Return the lines of the records verbatim, starting with the line that contains "point: [288, 71, 300, 83]" and continuing through the line that contains "y-tick-label: 99: [50, 63, 68, 82]", with both of those lines included.

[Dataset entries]
□ □ □ □ □ □ □

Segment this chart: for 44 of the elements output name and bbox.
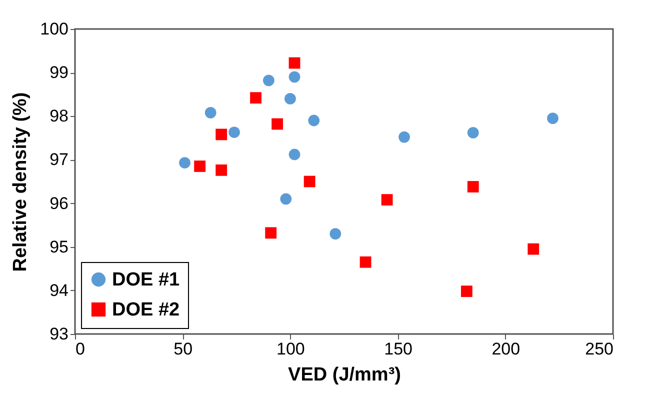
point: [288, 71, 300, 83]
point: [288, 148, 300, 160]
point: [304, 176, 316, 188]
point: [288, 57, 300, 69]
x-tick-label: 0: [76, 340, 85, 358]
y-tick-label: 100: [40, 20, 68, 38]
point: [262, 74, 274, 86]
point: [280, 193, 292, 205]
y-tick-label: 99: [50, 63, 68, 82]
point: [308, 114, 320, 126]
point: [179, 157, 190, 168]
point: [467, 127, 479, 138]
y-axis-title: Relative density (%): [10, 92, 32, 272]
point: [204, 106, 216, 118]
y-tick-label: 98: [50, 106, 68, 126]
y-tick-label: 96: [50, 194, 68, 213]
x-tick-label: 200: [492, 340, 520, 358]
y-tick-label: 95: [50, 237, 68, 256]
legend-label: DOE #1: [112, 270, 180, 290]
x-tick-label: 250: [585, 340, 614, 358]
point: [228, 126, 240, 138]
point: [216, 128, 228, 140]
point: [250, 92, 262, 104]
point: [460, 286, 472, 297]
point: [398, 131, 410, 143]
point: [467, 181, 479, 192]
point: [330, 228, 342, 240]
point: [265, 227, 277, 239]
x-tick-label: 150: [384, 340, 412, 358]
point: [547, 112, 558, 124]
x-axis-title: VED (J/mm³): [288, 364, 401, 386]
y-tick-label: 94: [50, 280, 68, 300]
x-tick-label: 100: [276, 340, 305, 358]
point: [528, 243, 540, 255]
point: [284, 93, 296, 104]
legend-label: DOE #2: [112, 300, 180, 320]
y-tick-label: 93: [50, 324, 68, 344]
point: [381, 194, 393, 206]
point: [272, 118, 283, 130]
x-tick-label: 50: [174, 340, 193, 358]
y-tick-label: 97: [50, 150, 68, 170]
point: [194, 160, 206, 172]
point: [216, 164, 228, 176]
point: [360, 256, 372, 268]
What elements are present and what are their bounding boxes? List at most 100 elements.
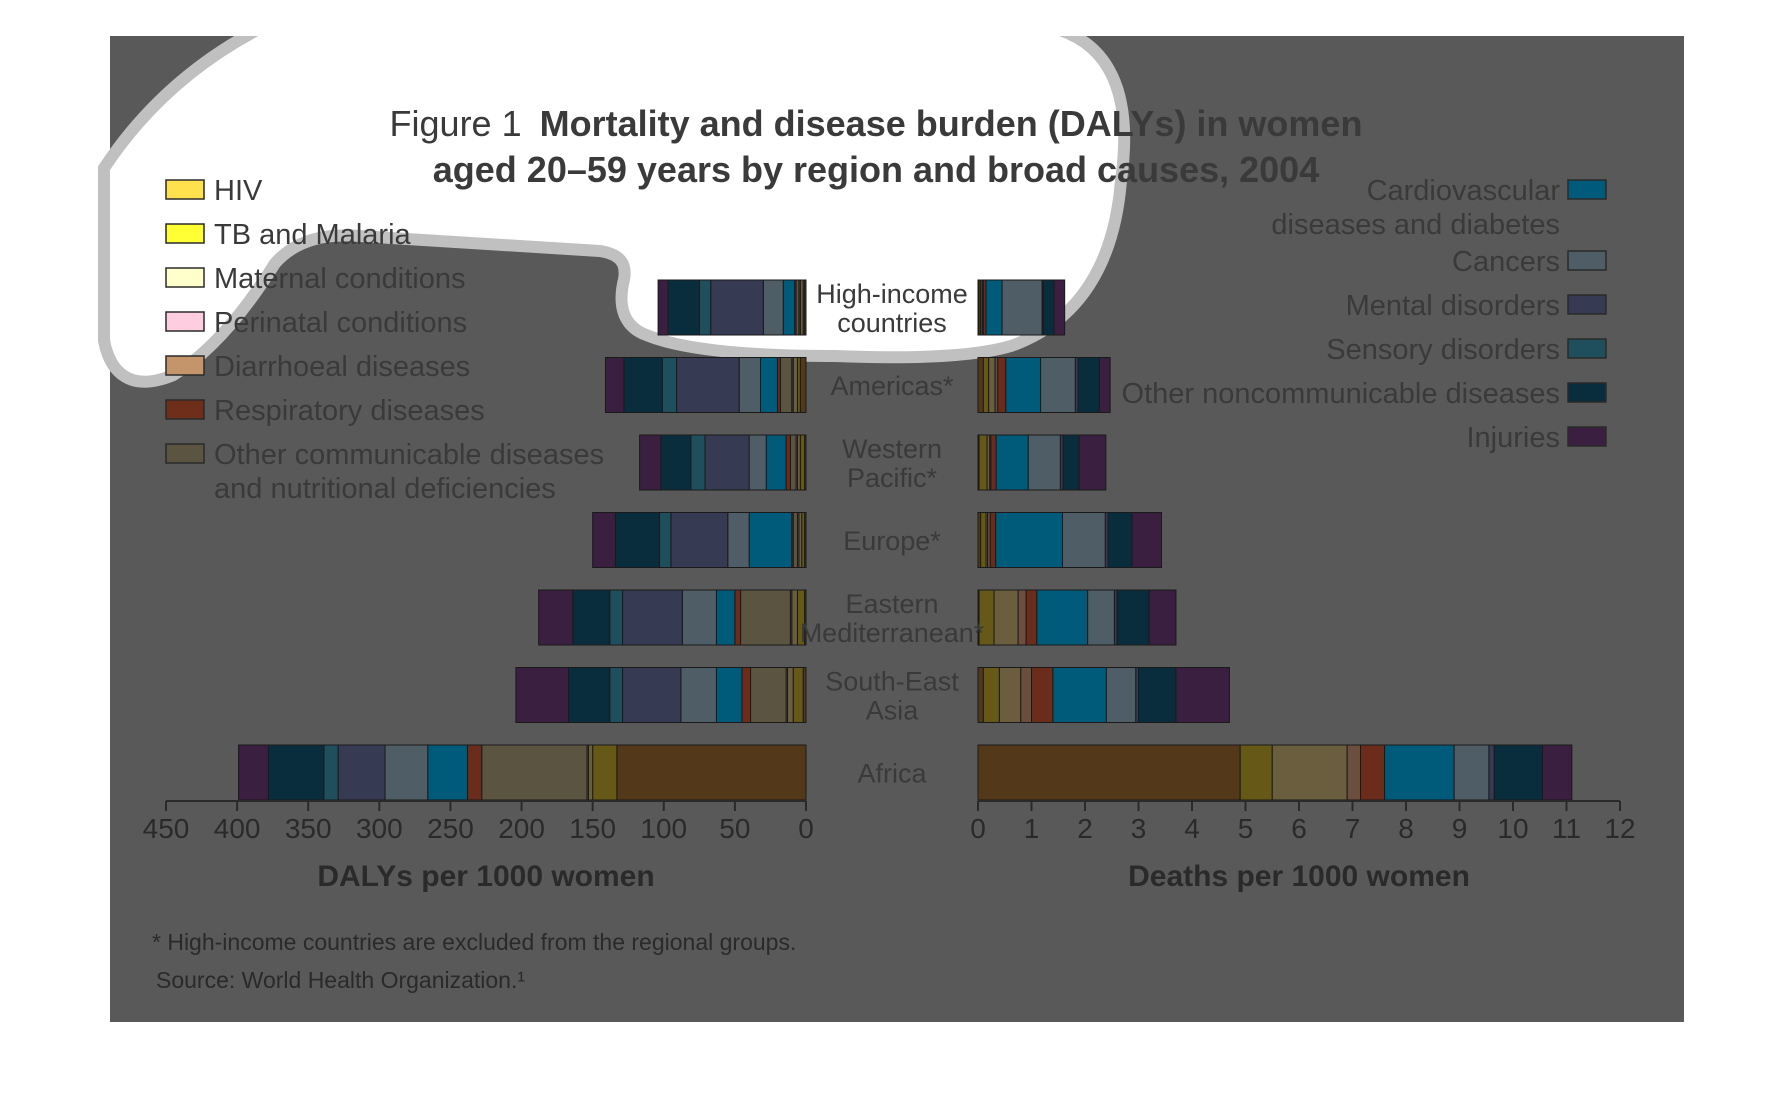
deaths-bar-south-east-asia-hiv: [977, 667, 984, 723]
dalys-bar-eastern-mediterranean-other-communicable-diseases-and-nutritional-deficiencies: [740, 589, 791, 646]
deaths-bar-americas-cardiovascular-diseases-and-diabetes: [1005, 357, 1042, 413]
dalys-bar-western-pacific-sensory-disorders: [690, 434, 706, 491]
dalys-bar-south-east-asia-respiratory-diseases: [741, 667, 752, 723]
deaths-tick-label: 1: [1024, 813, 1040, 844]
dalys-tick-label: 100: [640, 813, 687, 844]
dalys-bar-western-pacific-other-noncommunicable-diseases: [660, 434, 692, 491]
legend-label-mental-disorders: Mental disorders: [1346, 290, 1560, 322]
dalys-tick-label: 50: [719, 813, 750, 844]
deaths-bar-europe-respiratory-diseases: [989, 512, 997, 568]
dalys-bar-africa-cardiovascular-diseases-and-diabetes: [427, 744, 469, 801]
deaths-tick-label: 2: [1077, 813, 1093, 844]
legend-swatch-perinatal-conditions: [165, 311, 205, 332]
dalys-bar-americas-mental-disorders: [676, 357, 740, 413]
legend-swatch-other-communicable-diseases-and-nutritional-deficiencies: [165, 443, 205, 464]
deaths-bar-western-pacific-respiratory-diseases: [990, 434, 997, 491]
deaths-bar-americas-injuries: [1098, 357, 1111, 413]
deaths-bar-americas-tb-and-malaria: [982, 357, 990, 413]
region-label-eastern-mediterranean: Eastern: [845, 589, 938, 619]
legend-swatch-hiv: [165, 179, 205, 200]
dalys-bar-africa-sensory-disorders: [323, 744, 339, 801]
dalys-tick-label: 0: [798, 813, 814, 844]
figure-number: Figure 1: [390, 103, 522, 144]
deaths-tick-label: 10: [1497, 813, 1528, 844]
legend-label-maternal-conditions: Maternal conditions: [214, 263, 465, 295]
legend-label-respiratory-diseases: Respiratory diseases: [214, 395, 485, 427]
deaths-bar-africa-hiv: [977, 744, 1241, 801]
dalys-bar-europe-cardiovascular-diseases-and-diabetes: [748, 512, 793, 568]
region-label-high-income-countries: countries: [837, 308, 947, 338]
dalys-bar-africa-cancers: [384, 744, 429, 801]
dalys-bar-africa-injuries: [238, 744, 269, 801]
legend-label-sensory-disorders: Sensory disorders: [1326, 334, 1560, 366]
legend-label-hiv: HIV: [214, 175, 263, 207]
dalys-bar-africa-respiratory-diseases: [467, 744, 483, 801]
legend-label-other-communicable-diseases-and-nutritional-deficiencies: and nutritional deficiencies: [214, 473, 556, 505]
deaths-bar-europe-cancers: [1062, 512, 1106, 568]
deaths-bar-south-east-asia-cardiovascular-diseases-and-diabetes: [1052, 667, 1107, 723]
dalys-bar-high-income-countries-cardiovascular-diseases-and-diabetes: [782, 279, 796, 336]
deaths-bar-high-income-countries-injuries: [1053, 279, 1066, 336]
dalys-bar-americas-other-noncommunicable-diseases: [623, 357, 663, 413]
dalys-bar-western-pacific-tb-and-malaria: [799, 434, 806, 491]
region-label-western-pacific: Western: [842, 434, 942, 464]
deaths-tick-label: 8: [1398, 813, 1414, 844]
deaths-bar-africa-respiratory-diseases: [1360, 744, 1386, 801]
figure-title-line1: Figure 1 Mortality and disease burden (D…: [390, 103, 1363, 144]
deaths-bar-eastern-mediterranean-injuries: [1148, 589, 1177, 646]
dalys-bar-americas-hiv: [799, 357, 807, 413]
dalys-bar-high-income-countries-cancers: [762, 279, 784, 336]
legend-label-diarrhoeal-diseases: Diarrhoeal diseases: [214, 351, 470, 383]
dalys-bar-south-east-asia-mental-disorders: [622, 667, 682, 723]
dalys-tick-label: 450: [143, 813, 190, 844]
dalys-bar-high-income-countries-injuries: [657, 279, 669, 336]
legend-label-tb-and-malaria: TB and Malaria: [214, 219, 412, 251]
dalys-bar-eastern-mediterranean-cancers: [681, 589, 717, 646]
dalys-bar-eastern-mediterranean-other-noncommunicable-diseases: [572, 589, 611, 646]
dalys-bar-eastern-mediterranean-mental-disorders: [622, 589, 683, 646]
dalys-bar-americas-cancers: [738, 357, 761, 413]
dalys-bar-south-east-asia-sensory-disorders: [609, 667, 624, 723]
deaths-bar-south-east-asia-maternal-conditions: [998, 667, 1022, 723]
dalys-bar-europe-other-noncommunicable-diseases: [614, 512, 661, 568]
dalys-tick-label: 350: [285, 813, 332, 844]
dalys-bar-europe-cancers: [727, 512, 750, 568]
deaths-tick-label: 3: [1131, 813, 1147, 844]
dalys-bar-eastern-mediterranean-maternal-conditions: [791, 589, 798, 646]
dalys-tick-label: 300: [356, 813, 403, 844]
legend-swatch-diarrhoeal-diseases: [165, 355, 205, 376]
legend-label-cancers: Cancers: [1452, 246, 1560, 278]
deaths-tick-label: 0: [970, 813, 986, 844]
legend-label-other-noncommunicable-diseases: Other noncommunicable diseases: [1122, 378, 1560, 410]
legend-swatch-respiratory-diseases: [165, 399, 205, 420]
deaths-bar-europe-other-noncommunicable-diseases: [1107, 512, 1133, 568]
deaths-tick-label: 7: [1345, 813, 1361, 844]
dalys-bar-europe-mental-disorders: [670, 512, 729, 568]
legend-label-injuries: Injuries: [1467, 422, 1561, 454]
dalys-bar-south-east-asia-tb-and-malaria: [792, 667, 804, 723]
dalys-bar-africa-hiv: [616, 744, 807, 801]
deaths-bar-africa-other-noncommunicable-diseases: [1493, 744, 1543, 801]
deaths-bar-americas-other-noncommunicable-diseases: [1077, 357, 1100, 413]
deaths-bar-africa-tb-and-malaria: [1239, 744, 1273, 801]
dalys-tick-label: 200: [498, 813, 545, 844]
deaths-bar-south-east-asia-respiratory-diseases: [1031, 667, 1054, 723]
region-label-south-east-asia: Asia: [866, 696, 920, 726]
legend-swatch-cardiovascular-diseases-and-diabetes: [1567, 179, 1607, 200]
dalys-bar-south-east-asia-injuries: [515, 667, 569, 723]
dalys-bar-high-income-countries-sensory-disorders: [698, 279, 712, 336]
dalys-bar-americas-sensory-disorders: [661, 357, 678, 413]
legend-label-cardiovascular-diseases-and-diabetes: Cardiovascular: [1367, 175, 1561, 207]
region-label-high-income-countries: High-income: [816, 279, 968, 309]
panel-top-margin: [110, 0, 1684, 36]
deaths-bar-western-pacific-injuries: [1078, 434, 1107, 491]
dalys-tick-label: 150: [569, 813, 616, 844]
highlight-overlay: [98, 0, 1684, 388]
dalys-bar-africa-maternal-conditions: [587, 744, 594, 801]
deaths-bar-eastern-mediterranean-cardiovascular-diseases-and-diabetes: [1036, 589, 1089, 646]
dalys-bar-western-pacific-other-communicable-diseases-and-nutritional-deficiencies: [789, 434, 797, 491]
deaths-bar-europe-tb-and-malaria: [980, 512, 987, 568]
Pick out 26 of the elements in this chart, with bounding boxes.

□ □ □ □ □ □ □

§ **Full response**:
point: [288, 71, 300, 83]
point: [288, 148, 300, 160]
point: [304, 176, 316, 188]
point: [288, 57, 300, 69]
x-tick-label: 0: [76, 340, 85, 358]
y-tick-label: 100: [40, 20, 68, 38]
point: [262, 74, 274, 86]
point: [280, 193, 292, 205]
y-tick-label: 99: [50, 63, 68, 82]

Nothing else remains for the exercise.